__Goal of the exercise__
Please write out all of the material below again, replacing "Gold Spot" with "Spot Gold" and keeping everything else the same.

Stored data
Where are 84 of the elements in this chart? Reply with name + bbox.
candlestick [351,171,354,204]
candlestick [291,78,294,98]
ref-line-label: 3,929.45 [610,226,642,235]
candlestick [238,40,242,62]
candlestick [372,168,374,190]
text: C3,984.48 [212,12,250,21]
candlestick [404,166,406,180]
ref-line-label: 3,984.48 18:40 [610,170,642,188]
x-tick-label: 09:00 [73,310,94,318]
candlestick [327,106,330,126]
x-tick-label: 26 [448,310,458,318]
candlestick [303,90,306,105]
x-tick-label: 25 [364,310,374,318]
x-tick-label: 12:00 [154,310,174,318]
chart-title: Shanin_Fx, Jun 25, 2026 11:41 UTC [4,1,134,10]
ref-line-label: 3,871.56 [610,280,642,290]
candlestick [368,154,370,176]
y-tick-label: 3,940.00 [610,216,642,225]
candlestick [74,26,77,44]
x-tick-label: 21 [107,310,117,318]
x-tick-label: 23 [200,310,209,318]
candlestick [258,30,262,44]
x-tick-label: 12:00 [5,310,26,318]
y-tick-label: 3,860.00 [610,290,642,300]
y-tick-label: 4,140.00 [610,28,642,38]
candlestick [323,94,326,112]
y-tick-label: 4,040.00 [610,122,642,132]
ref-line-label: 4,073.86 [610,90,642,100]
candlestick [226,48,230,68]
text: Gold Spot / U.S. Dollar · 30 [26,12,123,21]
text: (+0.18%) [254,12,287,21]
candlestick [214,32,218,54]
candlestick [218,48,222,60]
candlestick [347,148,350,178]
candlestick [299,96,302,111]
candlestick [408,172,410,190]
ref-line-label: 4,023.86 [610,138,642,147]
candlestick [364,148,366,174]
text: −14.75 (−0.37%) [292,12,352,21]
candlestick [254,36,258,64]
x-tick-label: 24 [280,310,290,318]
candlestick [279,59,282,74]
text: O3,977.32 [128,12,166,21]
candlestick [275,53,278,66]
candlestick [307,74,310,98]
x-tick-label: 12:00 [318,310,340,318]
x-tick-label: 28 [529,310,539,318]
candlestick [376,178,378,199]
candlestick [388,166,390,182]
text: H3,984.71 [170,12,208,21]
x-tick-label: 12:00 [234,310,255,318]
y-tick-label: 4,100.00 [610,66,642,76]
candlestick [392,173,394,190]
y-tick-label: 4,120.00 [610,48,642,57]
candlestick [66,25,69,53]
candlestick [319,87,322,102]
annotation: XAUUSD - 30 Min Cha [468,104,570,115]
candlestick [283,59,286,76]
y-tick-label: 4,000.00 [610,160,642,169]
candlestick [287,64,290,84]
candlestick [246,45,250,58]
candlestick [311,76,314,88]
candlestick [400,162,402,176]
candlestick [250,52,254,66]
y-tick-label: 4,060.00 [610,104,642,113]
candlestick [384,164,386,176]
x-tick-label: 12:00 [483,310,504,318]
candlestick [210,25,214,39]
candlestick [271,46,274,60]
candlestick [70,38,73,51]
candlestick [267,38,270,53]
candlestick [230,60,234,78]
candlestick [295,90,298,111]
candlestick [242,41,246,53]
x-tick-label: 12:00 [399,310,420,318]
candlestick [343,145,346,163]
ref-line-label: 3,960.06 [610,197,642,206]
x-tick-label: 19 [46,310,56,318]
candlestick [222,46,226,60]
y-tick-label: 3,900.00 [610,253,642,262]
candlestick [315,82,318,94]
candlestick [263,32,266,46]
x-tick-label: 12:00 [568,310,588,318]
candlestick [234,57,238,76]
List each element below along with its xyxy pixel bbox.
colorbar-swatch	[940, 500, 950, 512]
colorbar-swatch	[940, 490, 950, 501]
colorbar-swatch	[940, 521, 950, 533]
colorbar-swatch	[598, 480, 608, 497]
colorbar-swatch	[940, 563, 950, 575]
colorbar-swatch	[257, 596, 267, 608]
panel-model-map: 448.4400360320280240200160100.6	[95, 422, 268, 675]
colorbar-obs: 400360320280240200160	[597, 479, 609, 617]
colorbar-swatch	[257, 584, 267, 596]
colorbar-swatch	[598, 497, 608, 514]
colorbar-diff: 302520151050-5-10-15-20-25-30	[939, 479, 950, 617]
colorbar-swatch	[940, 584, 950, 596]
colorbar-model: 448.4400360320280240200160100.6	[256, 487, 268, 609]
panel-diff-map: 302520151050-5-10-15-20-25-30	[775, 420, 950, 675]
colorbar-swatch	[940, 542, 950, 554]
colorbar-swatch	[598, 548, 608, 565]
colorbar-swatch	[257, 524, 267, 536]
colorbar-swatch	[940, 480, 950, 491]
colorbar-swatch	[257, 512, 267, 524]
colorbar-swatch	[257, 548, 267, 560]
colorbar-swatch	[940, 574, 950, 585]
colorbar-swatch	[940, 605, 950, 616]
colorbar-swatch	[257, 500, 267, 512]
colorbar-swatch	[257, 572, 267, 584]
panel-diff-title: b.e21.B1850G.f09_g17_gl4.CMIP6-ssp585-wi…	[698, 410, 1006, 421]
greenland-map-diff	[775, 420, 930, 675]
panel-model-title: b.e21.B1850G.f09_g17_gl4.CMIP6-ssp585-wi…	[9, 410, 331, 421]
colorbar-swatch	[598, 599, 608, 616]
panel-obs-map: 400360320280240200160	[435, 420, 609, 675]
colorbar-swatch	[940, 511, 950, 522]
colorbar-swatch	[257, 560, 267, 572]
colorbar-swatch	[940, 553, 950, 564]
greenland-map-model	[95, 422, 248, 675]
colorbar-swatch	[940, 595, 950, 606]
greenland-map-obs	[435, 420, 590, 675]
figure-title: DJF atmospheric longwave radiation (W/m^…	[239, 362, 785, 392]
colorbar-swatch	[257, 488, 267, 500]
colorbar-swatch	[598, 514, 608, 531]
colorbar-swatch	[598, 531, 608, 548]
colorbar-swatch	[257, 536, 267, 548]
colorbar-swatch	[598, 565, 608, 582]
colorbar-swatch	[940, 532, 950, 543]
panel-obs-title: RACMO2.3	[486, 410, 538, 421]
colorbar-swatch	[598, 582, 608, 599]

__Answer below__
Where are 84 of the elements in this chart? Reply with name + bbox.
candlestick [351,171,354,204]
candlestick [291,78,294,98]
ref-line-label: 3,929.45 [610,226,642,235]
candlestick [238,40,242,62]
candlestick [372,168,374,190]
text: C3,984.48 [212,12,250,21]
candlestick [404,166,406,180]
ref-line-label: 3,984.48 18:40 [610,170,642,188]
x-tick-label: 09:00 [73,310,94,318]
candlestick [327,106,330,126]
x-tick-label: 26 [448,310,458,318]
candlestick [303,90,306,105]
x-tick-label: 25 [364,310,374,318]
x-tick-label: 12:00 [154,310,174,318]
chart-title: Shanin_Fx, Jun 25, 2026 11:41 UTC [4,1,134,10]
ref-line-label: 3,871.56 [610,280,642,290]
candlestick [368,154,370,176]
y-tick-label: 3,940.00 [610,216,642,225]
candlestick [74,26,77,44]
x-tick-label: 21 [107,310,117,318]
x-tick-label: 23 [200,310,209,318]
candlestick [258,30,262,44]
x-tick-label: 12:00 [5,310,26,318]
y-tick-label: 3,860.00 [610,290,642,300]
y-tick-label: 4,140.00 [610,28,642,38]
candlestick [323,94,326,112]
y-tick-label: 4,040.00 [610,122,642,132]
ref-line-label: 4,073.86 [610,90,642,100]
candlestick [226,48,230,68]
text: Spot Gold / U.S. Dollar · 30 [26,12,123,21]
text: (+0.18%) [254,12,287,21]
candlestick [214,32,218,54]
candlestick [218,48,222,60]
candlestick [347,148,350,178]
candlestick [299,96,302,111]
candlestick [408,172,410,190]
ref-line-label: 4,023.86 [610,138,642,147]
candlestick [364,148,366,174]
text: −14.75 (−0.37%) [292,12,352,21]
candlestick [254,36,258,64]
x-tick-label: 24 [280,310,290,318]
candlestick [279,59,282,74]
text: O3,977.32 [128,12,166,21]
candlestick [275,53,278,66]
candlestick [307,74,310,98]
x-tick-label: 12:00 [318,310,340,318]
x-tick-label: 28 [529,310,539,318]
candlestick [376,178,378,199]
candlestick [388,166,390,182]
text: H3,984.71 [170,12,208,21]
x-tick-label: 12:00 [234,310,255,318]
y-tick-label: 4,100.00 [610,66,642,76]
candlestick [392,173,394,190]
y-tick-label: 4,120.00 [610,48,642,57]
candlestick [66,25,69,53]
candlestick [319,87,322,102]
annotation: XAUUSD - 30 Min Cha [468,104,570,115]
candlestick [283,59,286,76]
y-tick-label: 4,000.00 [610,160,642,169]
candlestick [287,64,290,84]
candlestick [246,45,250,58]
candlestick [311,76,314,88]
candlestick [400,162,402,176]
candlestick [250,52,254,66]
y-tick-label: 4,060.00 [610,104,642,113]
candlestick [384,164,386,176]
x-tick-label: 12:00 [483,310,504,318]
candlestick [210,25,214,39]
candlestick [271,46,274,60]
candlestick [70,38,73,51]
candlestick [267,38,270,53]
candlestick [230,60,234,78]
candlestick [295,90,298,111]
candlestick [242,41,246,53]
x-tick-label: 12:00 [399,310,420,318]
candlestick [343,145,346,163]
ref-line-label: 3,960.06 [610,197,642,206]
x-tick-label: 19 [46,310,56,318]
candlestick [222,46,226,60]
y-tick-label: 3,900.00 [610,253,642,262]
candlestick [315,82,318,94]
candlestick [263,32,266,46]
x-tick-label: 12:00 [568,310,588,318]
candlestick [234,57,238,76]
List each element below along with its xyxy pixel bbox.
colorbar-swatch	[940, 500, 950, 512]
colorbar-swatch	[940, 490, 950, 501]
colorbar-swatch	[940, 521, 950, 533]
colorbar-swatch	[598, 480, 608, 497]
colorbar-swatch	[940, 563, 950, 575]
colorbar-swatch	[257, 596, 267, 608]
panel-model-map: 448.4400360320280240200160100.6	[95, 422, 268, 675]
colorbar-obs: 400360320280240200160	[597, 479, 609, 617]
colorbar-swatch	[257, 584, 267, 596]
colorbar-swatch	[598, 497, 608, 514]
colorbar-diff: 302520151050-5-10-15-20-25-30	[939, 479, 950, 617]
colorbar-swatch	[940, 584, 950, 596]
colorbar-model: 448.4400360320280240200160100.6	[256, 487, 268, 609]
panel-diff-map: 302520151050-5-10-15-20-25-30	[775, 420, 950, 675]
colorbar-swatch	[940, 542, 950, 554]
colorbar-swatch	[598, 548, 608, 565]
colorbar-swatch	[257, 524, 267, 536]
colorbar-swatch	[940, 480, 950, 491]
colorbar-swatch	[257, 512, 267, 524]
colorbar-swatch	[257, 548, 267, 560]
colorbar-swatch	[940, 574, 950, 585]
colorbar-swatch	[940, 605, 950, 616]
colorbar-swatch	[257, 500, 267, 512]
colorbar-swatch	[257, 572, 267, 584]
panel-diff-title: b.e21.B1850G.f09_g17_gl4.CMIP6-ssp585-wi…	[698, 410, 1006, 421]
greenland-map-diff	[775, 420, 930, 675]
panel-model-title: b.e21.B1850G.f09_g17_gl4.CMIP6-ssp585-wi…	[9, 410, 331, 421]
colorbar-swatch	[598, 599, 608, 616]
panel-obs-map: 400360320280240200160	[435, 420, 609, 675]
colorbar-swatch	[940, 511, 950, 522]
colorbar-swatch	[257, 560, 267, 572]
colorbar-swatch	[940, 553, 950, 564]
greenland-map-model	[95, 422, 248, 675]
colorbar-swatch	[940, 595, 950, 606]
greenland-map-obs	[435, 420, 590, 675]
figure-title: DJF atmospheric longwave radiation (W/m^…	[239, 362, 785, 392]
colorbar-swatch	[257, 488, 267, 500]
colorbar-swatch	[598, 514, 608, 531]
colorbar-swatch	[598, 531, 608, 548]
colorbar-swatch	[257, 536, 267, 548]
colorbar-swatch	[598, 565, 608, 582]
colorbar-swatch	[940, 532, 950, 543]
panel-obs-title: RACMO2.3	[486, 410, 538, 421]
colorbar-swatch	[598, 582, 608, 599]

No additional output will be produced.